= PROVIDED RECORDS =
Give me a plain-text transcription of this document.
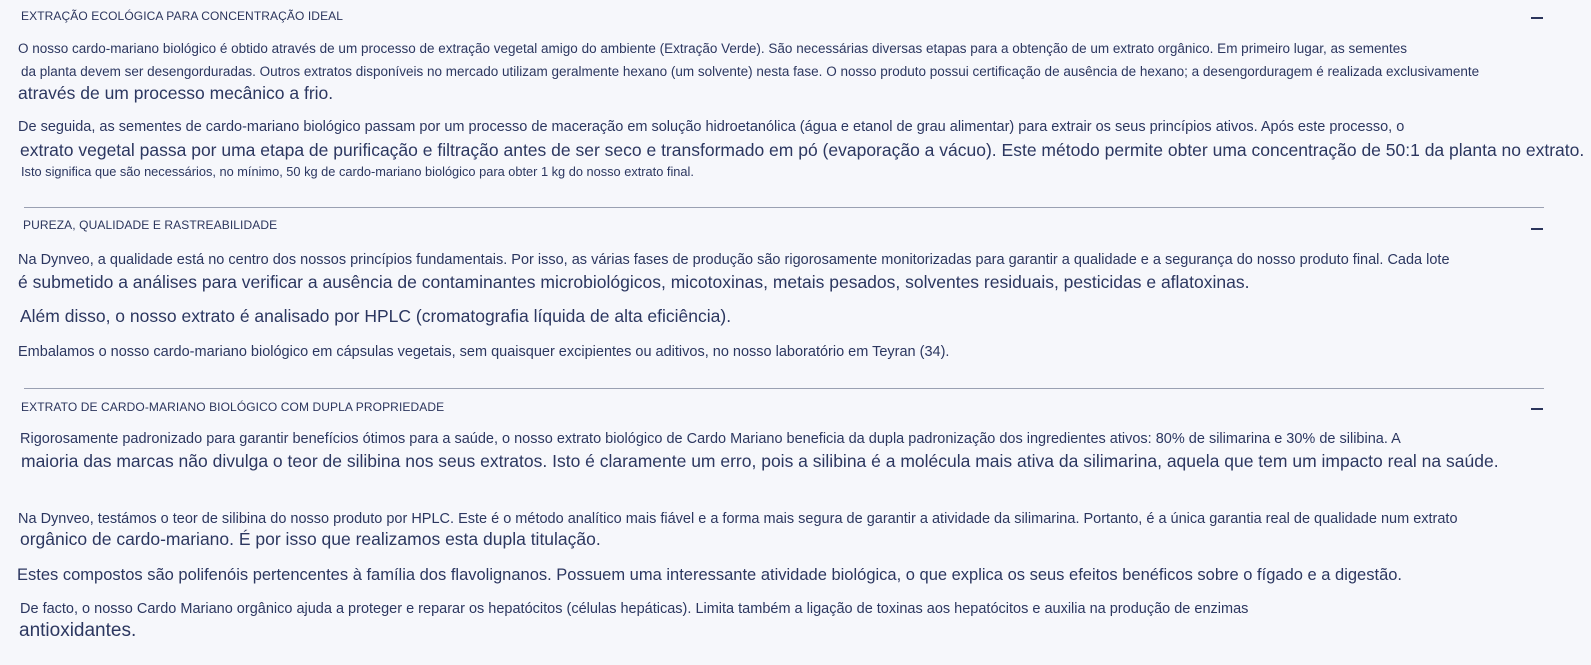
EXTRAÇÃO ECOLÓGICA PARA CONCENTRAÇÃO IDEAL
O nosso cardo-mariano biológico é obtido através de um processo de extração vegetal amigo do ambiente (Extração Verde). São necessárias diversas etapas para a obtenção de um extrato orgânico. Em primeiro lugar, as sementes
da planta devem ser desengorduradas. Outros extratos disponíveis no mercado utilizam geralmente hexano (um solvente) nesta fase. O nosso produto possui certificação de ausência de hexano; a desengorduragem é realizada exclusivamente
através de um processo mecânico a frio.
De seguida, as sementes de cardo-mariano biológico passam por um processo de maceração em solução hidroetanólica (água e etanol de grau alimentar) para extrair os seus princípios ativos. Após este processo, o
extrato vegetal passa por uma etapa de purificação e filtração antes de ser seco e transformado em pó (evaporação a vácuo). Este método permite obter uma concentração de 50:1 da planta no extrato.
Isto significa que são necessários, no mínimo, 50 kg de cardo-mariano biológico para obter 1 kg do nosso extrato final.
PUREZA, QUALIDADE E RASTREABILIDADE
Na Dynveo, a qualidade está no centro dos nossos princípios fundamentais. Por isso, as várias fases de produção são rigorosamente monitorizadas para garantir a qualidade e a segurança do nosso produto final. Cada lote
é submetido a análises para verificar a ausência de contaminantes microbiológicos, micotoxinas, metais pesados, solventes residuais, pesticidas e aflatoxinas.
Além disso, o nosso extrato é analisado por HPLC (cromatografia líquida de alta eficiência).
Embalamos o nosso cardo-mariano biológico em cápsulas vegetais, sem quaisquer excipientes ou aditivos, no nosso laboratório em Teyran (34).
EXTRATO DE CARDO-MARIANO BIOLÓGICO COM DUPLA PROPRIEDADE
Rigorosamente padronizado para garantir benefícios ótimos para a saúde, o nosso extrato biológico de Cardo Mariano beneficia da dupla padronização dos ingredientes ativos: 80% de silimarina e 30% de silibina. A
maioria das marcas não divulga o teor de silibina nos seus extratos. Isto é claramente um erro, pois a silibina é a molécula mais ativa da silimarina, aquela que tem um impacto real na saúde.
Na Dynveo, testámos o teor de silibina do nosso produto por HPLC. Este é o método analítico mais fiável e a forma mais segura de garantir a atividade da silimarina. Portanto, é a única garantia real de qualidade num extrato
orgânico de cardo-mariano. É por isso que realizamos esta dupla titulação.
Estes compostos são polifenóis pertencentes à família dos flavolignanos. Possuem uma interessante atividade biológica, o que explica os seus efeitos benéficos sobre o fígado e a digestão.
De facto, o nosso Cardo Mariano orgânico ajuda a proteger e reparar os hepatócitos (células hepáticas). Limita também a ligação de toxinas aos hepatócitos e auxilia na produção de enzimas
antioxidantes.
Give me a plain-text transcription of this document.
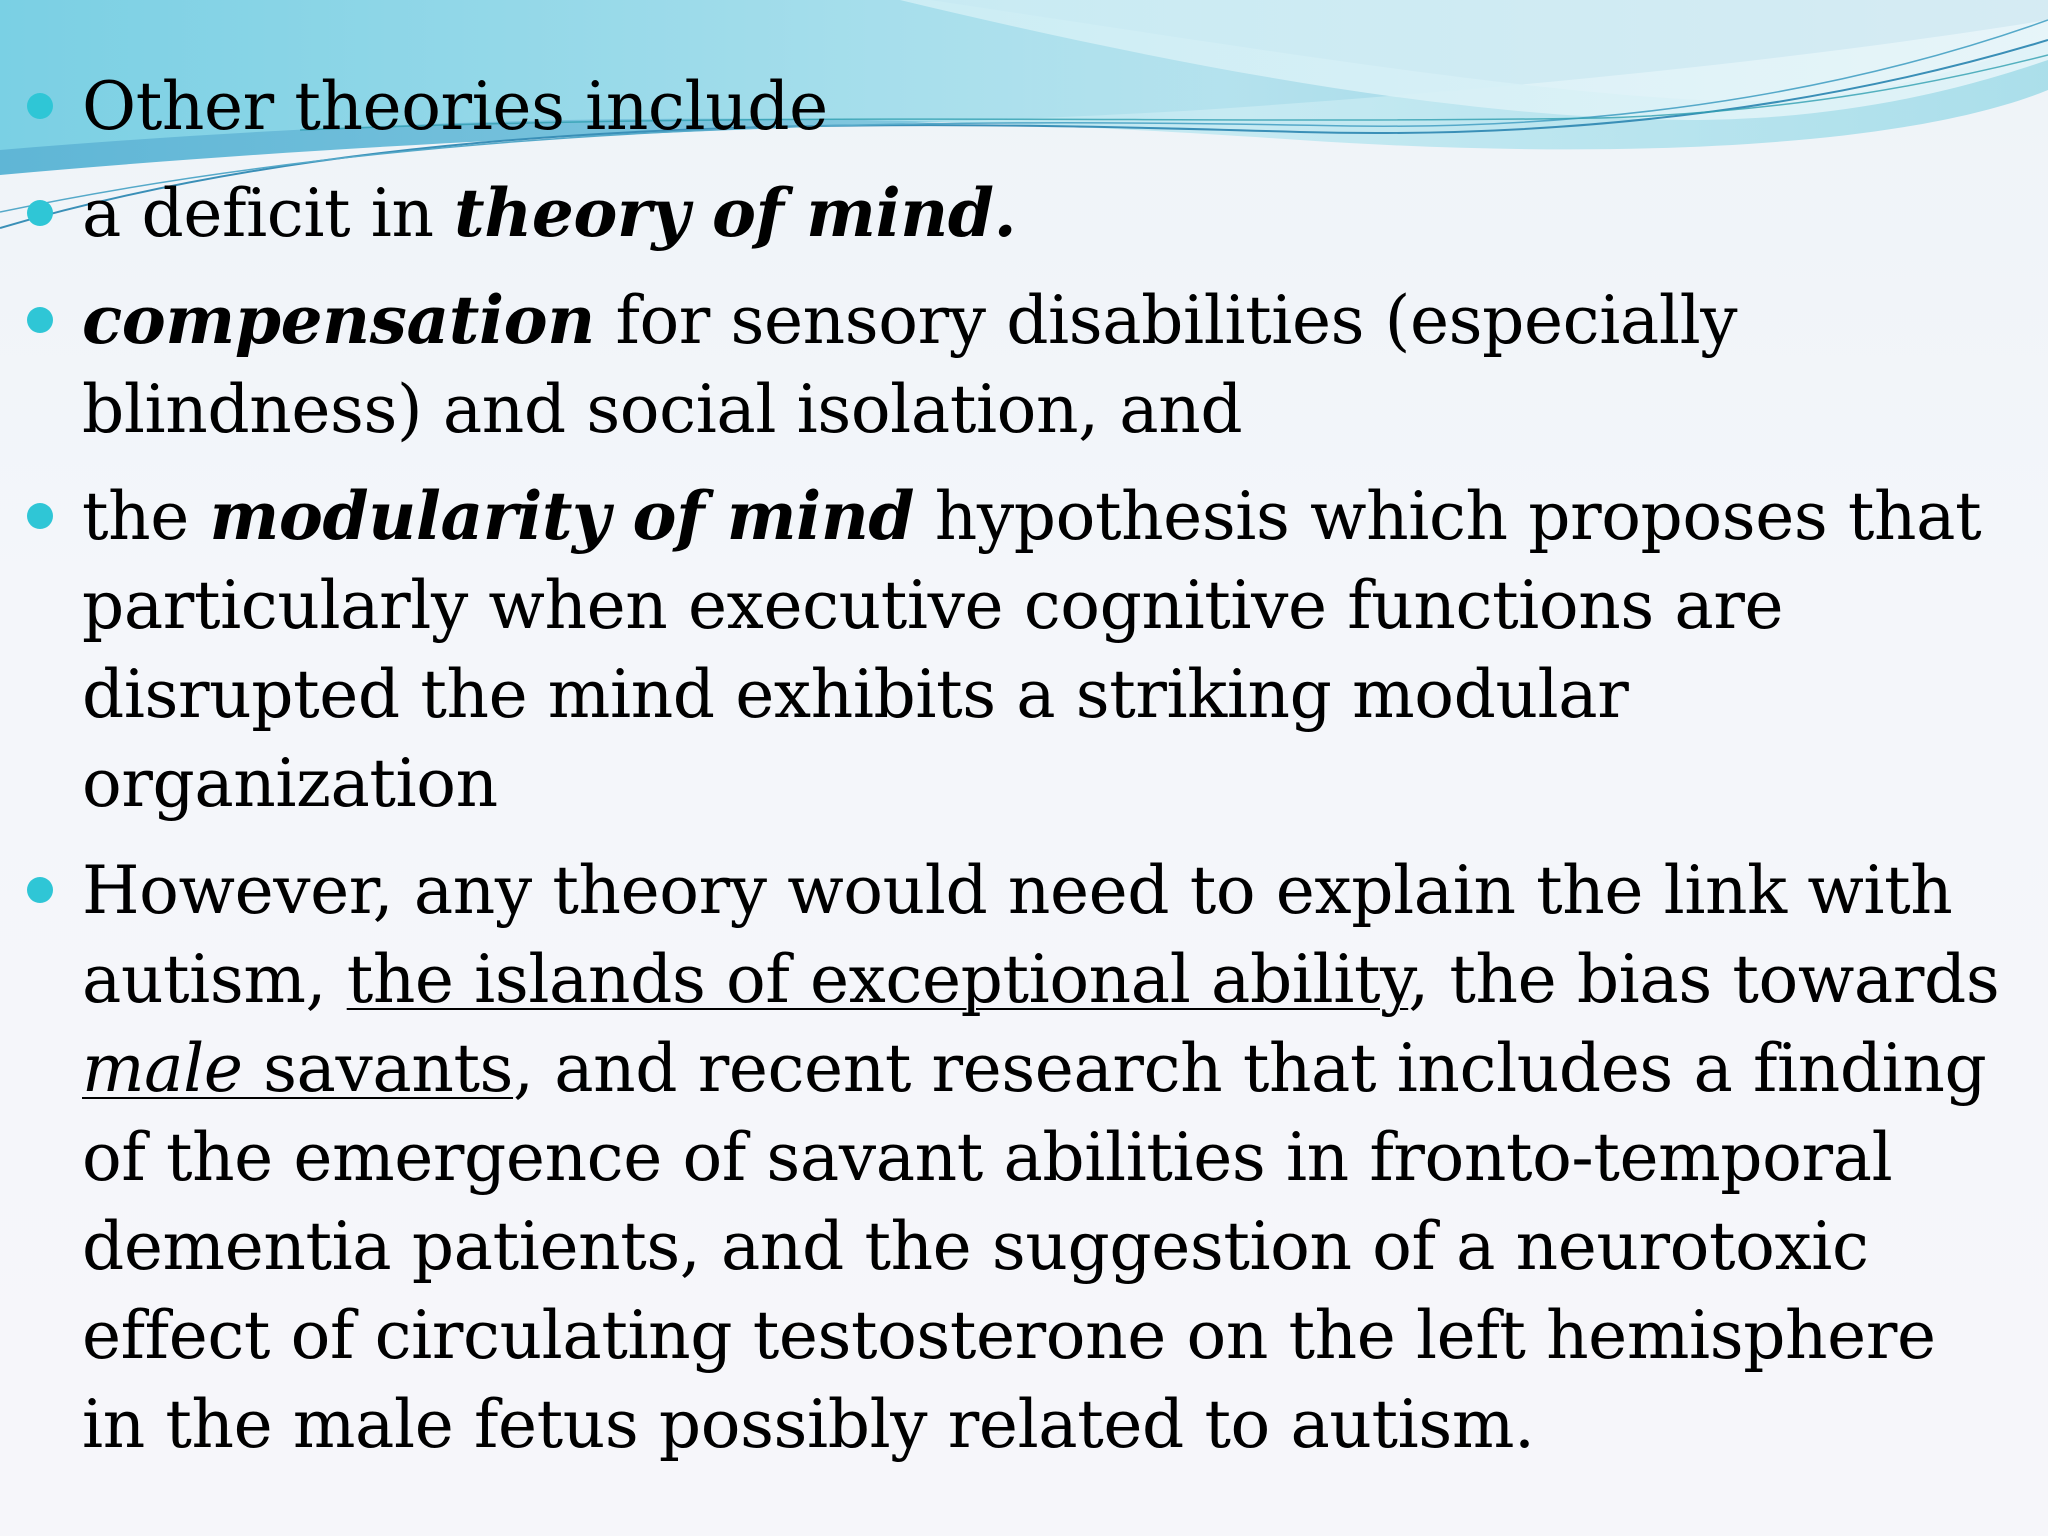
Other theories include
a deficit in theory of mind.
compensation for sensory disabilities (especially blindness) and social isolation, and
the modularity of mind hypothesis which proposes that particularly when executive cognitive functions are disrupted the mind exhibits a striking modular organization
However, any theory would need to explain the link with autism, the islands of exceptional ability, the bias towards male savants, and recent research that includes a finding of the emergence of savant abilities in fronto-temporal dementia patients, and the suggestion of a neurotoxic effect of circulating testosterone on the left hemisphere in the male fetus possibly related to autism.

= PROBLEM TO WORK ON =
Each line that mentions the string "produto" must be copied from the listing.

= RESULT OF THIS EXERCISE =
da planta devem ser desengorduradas. Outros extratos disponíveis no mercado utilizam geralmente hexano (um solvente) nesta fase. O nosso produto possui certificação de ausência de hexano; a desengorduragem é realizada exclusivamente
Na Dynveo, a qualidade está no centro dos nossos princípios fundamentais. Por isso, as várias fases de produção são rigorosamente monitorizadas para garantir a qualidade e a segurança do nosso produto final. Cada lote
Na Dynveo, testámos o teor de silibina do nosso produto por HPLC. Este é o método analítico mais fiável e a forma mais segura de garantir a atividade da silimarina. Portanto, é a única garantia real de qualidade num extrato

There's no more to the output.